- _Page extract_:
-------

Monday, 14 September 2020

Eigg Dino Paper: non-technical version

I’ve had a few requests for a non-technical summary of the paper describing the recent discovery from the Isle of Eigg. Our paper, titled First dinosaur from the Isle of Eigg (Valtos Sandstone Foration, Middle Jurassic) Scotland, was published in the scientific journal Earth and Environmental Science Transactions of the Royal Society of Edinburgh in August 2020. There are 13 co-authors, each bringing their own specialism to the mix, with myself as lead author. 

But scientific papers are often a bit opaque for non-specialists. So below I've written a walkthrough of the science, written for the general public. In it, I tease out the details of our discovery and research for everyone to enjoy. If you have any Qs, please ask!

Introduction

The Middle Jurassic (174-164 million years ago) is a special time in the evolution of life on Earth. Many groups appeared at this time or shortly before, and they split into lots of new families, and exploited new ways of life. This evolutionary pattern is also true for dinosaurs. However, scientists struggle to understand how and why this happened because fossils from the Middle Jurassic are so rare. Almost five times as many fossils are known from the Late Jurassic as the Middle! As a result, every Middle Jurassic fossil is a vital clue to life at this time, and scientifically significant.

Although dinosaurs have been found in Scotland already, all of them have come from the Isle of Skye. This is because there are fossil-rich Jurassic rocks on the island dating to around 166 million years ago. As well as dinosaur limb bones, teeth, and footprints, scientists have found fossil crocodiles, turtles, pterosaurs, mammals and marine reptiles, as well as invertebrate fossils like ammonites and belemnites.

The Isle of Eigg, which lies south of Skye in the Inner Hebrides (west coast of Scotland), is also known for its Jurassic fossils. However, these are all from marine animals and mainly comprise reptiles (like plesiosaurs), fish, and sea-living invertebrates. Fossils have been found on Eigg since the early 19th century, but in 200 years of searching no-one had ever found terrestrial animal fossils.

-------

- _Task instructions_:
**A.** Retype the Eigg dinosaur summary from "But scientific papers" up to and including "and scientifically significant.".
**B.** According to the Eigg dinosaur summary, which journal published the paper?

- _Excerpted data_:
-------

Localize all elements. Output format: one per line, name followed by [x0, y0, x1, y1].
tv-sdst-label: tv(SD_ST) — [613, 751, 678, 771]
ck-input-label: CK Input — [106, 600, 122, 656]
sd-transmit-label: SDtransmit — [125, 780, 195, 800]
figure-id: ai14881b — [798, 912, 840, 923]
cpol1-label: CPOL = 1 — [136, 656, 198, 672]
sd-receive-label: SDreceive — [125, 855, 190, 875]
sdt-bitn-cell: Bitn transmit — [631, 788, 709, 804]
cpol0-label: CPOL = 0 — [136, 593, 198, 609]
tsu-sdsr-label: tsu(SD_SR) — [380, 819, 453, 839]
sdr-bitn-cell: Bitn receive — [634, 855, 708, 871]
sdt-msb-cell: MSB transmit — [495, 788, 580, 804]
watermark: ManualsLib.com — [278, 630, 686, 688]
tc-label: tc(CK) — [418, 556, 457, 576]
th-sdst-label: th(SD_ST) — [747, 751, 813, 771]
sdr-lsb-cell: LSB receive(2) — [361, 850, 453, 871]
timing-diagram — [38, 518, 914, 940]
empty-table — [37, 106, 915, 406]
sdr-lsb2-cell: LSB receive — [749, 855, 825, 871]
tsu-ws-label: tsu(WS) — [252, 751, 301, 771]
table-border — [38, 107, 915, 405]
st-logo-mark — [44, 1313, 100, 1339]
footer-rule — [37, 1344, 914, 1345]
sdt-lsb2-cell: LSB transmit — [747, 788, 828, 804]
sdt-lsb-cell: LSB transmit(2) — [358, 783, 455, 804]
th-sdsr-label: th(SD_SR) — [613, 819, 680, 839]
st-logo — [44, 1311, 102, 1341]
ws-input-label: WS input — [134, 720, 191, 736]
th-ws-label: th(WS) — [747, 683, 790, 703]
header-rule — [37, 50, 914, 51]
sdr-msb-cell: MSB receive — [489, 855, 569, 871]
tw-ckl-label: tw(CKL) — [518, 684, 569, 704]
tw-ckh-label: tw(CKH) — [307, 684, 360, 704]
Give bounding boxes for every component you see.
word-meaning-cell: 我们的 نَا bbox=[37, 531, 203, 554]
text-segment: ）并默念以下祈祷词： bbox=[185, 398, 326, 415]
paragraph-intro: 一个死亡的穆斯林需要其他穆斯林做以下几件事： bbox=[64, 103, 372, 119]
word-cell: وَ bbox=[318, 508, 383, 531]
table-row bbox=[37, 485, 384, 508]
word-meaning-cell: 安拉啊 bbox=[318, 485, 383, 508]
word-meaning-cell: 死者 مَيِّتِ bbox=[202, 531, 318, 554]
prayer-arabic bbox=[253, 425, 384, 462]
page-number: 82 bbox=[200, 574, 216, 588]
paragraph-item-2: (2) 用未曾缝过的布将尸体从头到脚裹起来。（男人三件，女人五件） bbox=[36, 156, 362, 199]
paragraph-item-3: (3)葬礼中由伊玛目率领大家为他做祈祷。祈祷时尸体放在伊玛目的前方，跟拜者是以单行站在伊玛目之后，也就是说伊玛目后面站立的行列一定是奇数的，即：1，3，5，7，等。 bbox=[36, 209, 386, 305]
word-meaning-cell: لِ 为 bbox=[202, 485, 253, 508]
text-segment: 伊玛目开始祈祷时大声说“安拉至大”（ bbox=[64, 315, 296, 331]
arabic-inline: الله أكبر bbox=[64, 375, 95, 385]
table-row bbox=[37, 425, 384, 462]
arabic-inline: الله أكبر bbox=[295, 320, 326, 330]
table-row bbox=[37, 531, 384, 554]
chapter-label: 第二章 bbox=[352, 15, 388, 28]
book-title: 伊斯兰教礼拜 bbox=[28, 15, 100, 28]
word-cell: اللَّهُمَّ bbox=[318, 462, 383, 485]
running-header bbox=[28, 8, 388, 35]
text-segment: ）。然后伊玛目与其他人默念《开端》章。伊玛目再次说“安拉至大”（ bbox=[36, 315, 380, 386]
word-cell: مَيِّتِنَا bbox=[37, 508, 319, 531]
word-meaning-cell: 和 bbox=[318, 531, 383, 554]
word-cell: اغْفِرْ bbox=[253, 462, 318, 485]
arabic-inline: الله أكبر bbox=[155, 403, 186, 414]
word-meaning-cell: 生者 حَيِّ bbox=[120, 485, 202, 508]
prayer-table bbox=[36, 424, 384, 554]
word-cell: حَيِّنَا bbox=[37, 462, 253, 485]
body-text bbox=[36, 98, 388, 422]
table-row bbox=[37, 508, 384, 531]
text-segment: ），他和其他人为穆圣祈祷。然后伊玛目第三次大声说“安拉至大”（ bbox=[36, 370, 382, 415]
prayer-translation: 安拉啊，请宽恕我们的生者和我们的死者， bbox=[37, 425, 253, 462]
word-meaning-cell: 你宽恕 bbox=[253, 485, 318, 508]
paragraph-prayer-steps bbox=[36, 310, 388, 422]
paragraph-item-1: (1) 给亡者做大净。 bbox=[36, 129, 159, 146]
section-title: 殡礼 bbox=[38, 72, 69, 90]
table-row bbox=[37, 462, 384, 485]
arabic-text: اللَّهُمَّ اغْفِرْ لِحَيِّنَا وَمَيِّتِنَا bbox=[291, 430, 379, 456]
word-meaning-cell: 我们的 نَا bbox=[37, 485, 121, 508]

-------

- _Exercise results_:
**A.**
But scientific papers are often a bit opaque for non-specialists. So below I've written a walkthrough of the science, written for the general public. In it, I tease out the details of our discovery and research for everyone to enjoy. If you have any Qs, please ask!

Introduction

The Middle Jurassic (174-164 million years ago) is a special time in the evolution of life on Earth. Many groups appeared at this time or shortly before, and they split into lots of new families, and exploited new ways of life. This evolutionary pattern is also true for dinosaurs. However, scientists struggle to understand how and why this happened because fossils from the Middle Jurassic are so rare. Almost five times as many fossils are known from the Late Jurassic as the Middle! As a result, every Middle Jurassic fossil is a vital clue to life at this time, and scientifically significant.

**B.** Earth and Environmental Science Transactions of the Royal Society of Edinburgh